Exercise brief | Change "Mayoristas" to "Distribuidores" throughout the listing, starting with its first line and going on through the line that contains "data-label-5: 1.43 — [690, 95, 739, 120]". Reproduce only those lines, that last one included, with nothing else altered.

Entries |
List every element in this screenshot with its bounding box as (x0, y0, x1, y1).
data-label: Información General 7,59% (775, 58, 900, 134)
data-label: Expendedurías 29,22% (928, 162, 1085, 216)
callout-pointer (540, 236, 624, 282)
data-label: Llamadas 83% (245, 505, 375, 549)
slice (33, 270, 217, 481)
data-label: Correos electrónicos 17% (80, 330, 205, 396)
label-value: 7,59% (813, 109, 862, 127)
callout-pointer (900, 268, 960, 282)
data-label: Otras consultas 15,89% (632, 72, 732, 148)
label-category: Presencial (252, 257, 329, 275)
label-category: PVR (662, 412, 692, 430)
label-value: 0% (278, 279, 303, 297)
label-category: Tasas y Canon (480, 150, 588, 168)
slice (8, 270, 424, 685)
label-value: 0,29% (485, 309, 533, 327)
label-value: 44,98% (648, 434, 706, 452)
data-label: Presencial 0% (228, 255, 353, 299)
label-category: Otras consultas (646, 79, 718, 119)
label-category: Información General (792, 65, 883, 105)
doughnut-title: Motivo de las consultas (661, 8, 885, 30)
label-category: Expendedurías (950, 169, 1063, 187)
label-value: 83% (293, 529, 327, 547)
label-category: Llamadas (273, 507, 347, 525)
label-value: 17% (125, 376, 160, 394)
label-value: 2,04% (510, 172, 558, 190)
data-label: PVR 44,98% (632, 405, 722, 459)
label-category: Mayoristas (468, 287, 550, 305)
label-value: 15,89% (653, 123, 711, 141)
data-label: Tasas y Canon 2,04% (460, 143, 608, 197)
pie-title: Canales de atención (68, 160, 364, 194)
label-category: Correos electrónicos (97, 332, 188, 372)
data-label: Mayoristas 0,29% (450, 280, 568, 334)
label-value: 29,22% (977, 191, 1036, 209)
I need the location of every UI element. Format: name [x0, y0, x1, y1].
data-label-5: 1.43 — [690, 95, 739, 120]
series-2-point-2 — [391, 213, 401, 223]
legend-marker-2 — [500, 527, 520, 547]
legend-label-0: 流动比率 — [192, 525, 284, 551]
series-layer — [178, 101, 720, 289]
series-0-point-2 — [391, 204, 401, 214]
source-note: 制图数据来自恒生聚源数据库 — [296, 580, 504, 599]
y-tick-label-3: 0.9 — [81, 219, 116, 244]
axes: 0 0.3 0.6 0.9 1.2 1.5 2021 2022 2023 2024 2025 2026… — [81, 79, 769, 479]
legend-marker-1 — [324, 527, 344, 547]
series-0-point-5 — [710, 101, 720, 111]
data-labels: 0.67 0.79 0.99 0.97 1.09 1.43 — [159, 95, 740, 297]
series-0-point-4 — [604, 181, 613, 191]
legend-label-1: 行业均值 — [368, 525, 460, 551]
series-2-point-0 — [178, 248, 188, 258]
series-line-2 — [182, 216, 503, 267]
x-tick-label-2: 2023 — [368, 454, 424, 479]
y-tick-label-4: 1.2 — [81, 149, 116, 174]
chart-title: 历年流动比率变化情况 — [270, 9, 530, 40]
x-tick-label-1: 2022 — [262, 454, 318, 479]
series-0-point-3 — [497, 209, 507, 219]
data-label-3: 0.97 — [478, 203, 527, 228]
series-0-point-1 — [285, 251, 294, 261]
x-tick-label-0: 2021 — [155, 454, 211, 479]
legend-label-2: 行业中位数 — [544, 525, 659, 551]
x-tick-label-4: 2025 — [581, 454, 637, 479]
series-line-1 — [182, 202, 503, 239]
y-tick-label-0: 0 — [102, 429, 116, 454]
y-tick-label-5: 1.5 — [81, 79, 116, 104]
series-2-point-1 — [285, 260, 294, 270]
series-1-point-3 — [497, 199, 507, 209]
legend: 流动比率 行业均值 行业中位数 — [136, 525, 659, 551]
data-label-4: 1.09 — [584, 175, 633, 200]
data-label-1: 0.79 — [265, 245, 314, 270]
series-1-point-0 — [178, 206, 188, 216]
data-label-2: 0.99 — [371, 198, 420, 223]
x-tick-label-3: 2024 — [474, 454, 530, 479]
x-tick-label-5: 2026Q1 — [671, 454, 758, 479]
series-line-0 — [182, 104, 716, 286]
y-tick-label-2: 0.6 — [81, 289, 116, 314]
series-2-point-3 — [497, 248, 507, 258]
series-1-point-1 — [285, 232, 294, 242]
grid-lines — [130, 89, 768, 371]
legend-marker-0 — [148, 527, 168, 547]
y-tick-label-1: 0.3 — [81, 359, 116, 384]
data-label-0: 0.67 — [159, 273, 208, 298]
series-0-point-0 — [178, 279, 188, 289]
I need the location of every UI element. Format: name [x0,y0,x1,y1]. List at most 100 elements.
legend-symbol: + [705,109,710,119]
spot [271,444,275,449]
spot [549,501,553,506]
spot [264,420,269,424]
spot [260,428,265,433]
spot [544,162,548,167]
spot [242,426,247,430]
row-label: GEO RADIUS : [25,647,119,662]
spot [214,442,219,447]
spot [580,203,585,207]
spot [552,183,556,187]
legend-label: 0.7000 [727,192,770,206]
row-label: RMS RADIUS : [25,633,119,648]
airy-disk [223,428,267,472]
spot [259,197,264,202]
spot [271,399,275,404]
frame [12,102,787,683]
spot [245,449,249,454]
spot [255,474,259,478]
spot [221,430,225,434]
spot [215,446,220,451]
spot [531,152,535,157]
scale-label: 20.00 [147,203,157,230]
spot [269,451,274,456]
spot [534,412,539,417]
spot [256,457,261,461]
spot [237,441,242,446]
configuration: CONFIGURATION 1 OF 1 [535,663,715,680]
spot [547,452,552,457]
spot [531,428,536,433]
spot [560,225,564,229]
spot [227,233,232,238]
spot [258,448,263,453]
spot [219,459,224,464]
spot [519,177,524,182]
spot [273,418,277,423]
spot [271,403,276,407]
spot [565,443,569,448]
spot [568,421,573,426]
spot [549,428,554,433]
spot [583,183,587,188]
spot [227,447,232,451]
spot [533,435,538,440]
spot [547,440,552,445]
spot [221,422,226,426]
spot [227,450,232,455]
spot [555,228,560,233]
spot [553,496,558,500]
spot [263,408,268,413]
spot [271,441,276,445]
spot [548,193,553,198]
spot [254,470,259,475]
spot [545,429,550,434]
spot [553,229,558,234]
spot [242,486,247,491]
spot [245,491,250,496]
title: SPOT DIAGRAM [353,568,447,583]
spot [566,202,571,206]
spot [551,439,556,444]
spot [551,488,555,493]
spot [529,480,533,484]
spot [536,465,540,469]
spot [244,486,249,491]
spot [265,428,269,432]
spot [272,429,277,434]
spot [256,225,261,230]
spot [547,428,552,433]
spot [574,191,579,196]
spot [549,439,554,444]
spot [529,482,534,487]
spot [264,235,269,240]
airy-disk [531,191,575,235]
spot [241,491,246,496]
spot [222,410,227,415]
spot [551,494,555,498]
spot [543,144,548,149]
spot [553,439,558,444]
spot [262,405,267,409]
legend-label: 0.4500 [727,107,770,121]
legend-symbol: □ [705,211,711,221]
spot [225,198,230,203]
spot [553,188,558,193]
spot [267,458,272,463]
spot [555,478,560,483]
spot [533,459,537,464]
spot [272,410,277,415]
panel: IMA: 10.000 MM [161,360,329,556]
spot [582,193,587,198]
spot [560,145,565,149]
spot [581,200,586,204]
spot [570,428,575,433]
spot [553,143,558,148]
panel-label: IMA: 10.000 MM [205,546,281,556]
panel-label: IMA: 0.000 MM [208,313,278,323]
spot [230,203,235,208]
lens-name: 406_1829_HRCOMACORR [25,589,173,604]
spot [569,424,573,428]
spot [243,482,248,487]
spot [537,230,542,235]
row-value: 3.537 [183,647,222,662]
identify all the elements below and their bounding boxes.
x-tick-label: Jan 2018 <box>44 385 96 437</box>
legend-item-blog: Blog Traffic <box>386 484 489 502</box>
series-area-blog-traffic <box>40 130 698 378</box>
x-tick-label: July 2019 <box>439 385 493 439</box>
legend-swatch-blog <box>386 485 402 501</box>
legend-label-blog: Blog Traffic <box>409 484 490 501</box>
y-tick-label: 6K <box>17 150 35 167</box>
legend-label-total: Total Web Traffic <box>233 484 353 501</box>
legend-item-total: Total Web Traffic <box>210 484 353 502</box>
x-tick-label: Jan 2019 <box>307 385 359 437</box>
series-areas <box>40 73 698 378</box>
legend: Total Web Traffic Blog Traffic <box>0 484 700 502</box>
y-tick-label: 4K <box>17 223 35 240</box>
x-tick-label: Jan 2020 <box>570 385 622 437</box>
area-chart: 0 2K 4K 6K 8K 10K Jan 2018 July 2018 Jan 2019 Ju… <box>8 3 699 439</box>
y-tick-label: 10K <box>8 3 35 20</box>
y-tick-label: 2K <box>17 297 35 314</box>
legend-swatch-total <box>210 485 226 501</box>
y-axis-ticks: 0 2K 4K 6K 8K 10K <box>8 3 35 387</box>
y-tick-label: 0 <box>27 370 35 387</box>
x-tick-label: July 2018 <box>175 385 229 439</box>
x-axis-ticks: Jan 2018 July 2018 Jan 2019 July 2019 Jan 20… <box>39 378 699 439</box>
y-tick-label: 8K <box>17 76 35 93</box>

Response to the exercise |
List every element in this screenshot with its bounding box as (x0, y0, x1, y1).
data-label: Información General 7,59% (775, 58, 900, 134)
data-label: Expendedurías 29,22% (928, 162, 1085, 216)
callout-pointer (540, 236, 624, 282)
data-label: Llamadas 83% (245, 505, 375, 549)
slice (33, 270, 217, 481)
data-label: Correos electrónicos 17% (80, 330, 205, 396)
label-value: 7,59% (813, 109, 862, 127)
callout-pointer (900, 268, 960, 282)
data-label: Otras consultas 15,89% (632, 72, 732, 148)
label-category: Presencial (252, 257, 329, 275)
label-category: PVR (662, 412, 692, 430)
label-value: 0% (278, 279, 303, 297)
label-category: Tasas y Canon (480, 150, 588, 168)
slice (8, 270, 424, 685)
label-value: 0,29% (485, 309, 533, 327)
label-value: 44,98% (648, 434, 706, 452)
data-label: Presencial 0% (228, 255, 353, 299)
label-category: Otras consultas (646, 79, 718, 119)
label-category: Información General (792, 65, 883, 105)
doughnut-title: Motivo de las consultas (661, 8, 885, 30)
label-category: Expendedurías (950, 169, 1063, 187)
label-value: 83% (293, 529, 327, 547)
label-category: Llamadas (273, 507, 347, 525)
label-value: 17% (125, 376, 160, 394)
label-value: 2,04% (510, 172, 558, 190)
data-label: PVR 44,98% (632, 405, 722, 459)
label-category: Distribuidores (468, 287, 550, 305)
label-value: 15,89% (653, 123, 711, 141)
data-label: Tasas y Canon 2,04% (460, 143, 608, 197)
pie-title: Canales de atención (68, 160, 364, 194)
label-category: Correos electrónicos (97, 332, 188, 372)
data-label: Distribuidores 0,29% (450, 280, 568, 334)
label-value: 29,22% (977, 191, 1036, 209)
I need the location of every UI element. Format: name [x0, y0, x1, y1].
data-label-5: 1.43 — [690, 95, 739, 120]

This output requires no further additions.